→ The task:
Any pictures in the records below should be skipped; write out everything else exactly.

# # # # # # #

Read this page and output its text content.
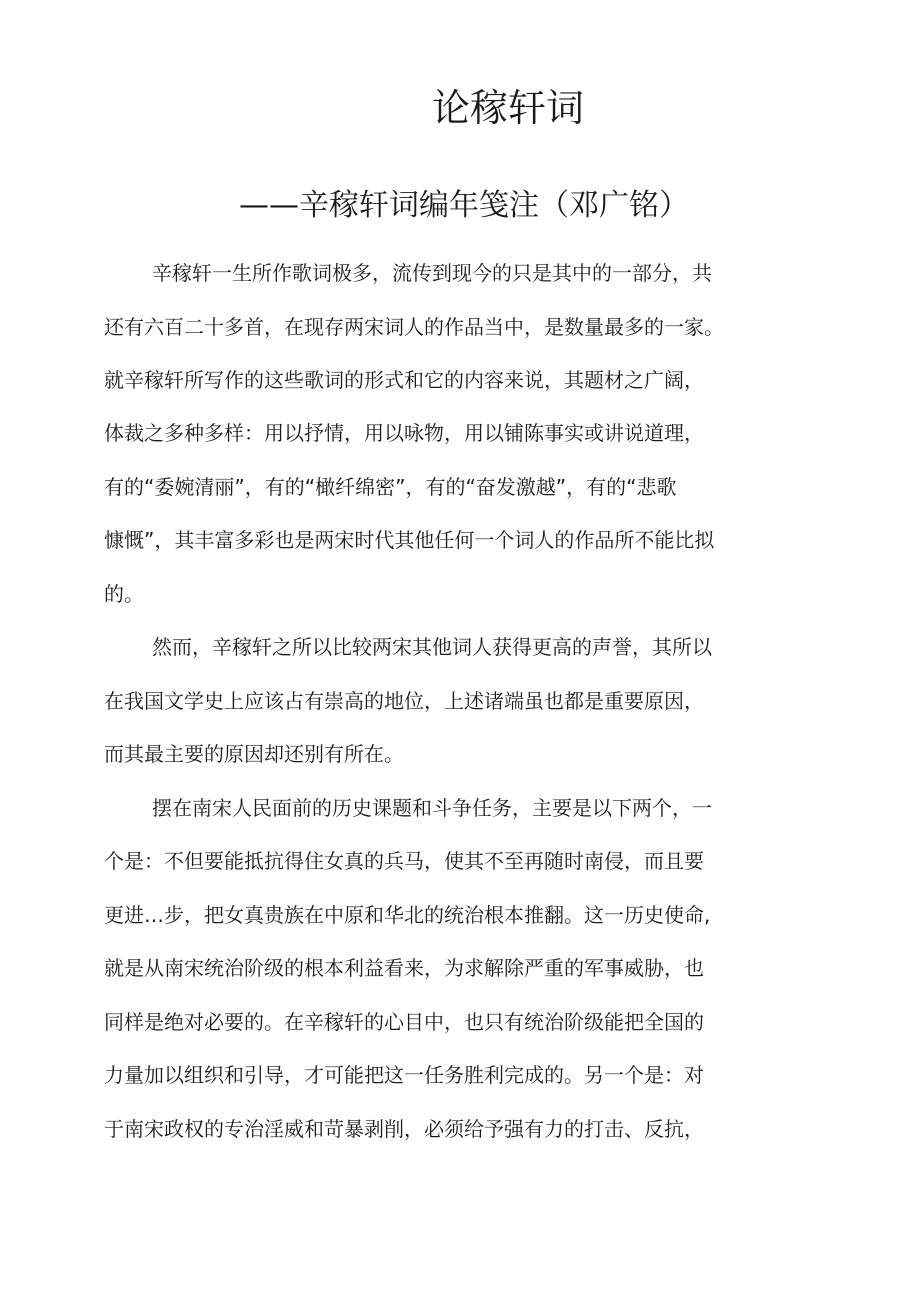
论稼轩词
——辛稼轩词编年笺注（邓广铭）

辛稼轩一生所作歌词极多，流传到现今的只是其中的一部分，共

还有六百二十多首，在现存两宋词人的作品当中，是数量最多的一家。

就辛稼轩所写作的这些歌词的形式和它的内容来说，其题材之广阔，

体裁之多种多样：用以抒情，用以咏物，用以铺陈事实或讲说道理，

有的“委婉清丽”，有的“橄纤绵密”，有的“奋发激越”，有的“悲歌

慷慨”，其丰富多彩也是两宋时代其他任何一个词人的作品所不能比拟

的。

然而，辛稼轩之所以比较两宋其他词人获得更高的声誉，其所以

在我国文学史上应该占有崇高的地位，上述诸端虽也都是重要原因，

而其最主要的原因却还别有所在。

摆在南宋人民面前的历史课题和斗争任务，主要是以下两个，一

个是：不但要能抵抗得住女真的兵马，使其不至再随时南侵，而且要

更进…步，把女真贵族在中原和华北的统治根本推翻。这一历史使命,

就是从南宋统治阶级的根本利益看来，为求解除严重的军事威胁，也

同样是绝对必要的。在辛稼轩的心目中，也只有统治阶级能把全国的

力量加以组织和引导，才可能把这一任务胜利完成的。另一个是：对

于南宋政权的专治淫威和苛暴剥削，必须给予强有力的打击、反抗，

# # # # # # #

→ Response to the task:
Read this page and output its text content.
论稼轩词
——辛稼轩词编年笺注（邓广铭）

辛稼轩一生所作歌词极多，流传到现今的只是其中的一部分，共

还有六百二十多首，在现存两宋词人的作品当中，是数量最多的一家。

就辛稼轩所写作的这些歌词的形式和它的内容来说，其题材之广阔，

体裁之多种多样：用以抒情，用以咏物，用以铺陈事实或讲说道理，

有的“委婉清丽”，有的“橄纤绵密”，有的“奋发激越”，有的“悲歌

慷慨”，其丰富多彩也是两宋时代其他任何一个词人的作品所不能比拟

的。

然而，辛稼轩之所以比较两宋其他词人获得更高的声誉，其所以

在我国文学史上应该占有崇高的地位，上述诸端虽也都是重要原因，

而其最主要的原因却还别有所在。

摆在南宋人民面前的历史课题和斗争任务，主要是以下两个，一

个是：不但要能抵抗得住女真的兵马，使其不至再随时南侵，而且要

更进…步，把女真贵族在中原和华北的统治根本推翻。这一历史使命,

就是从南宋统治阶级的根本利益看来，为求解除严重的军事威胁，也

同样是绝对必要的。在辛稼轩的心目中，也只有统治阶级能把全国的

力量加以组织和引导，才可能把这一任务胜利完成的。另一个是：对

于南宋政权的专治淫威和苛暴剥削，必须给予强有力的打击、反抗，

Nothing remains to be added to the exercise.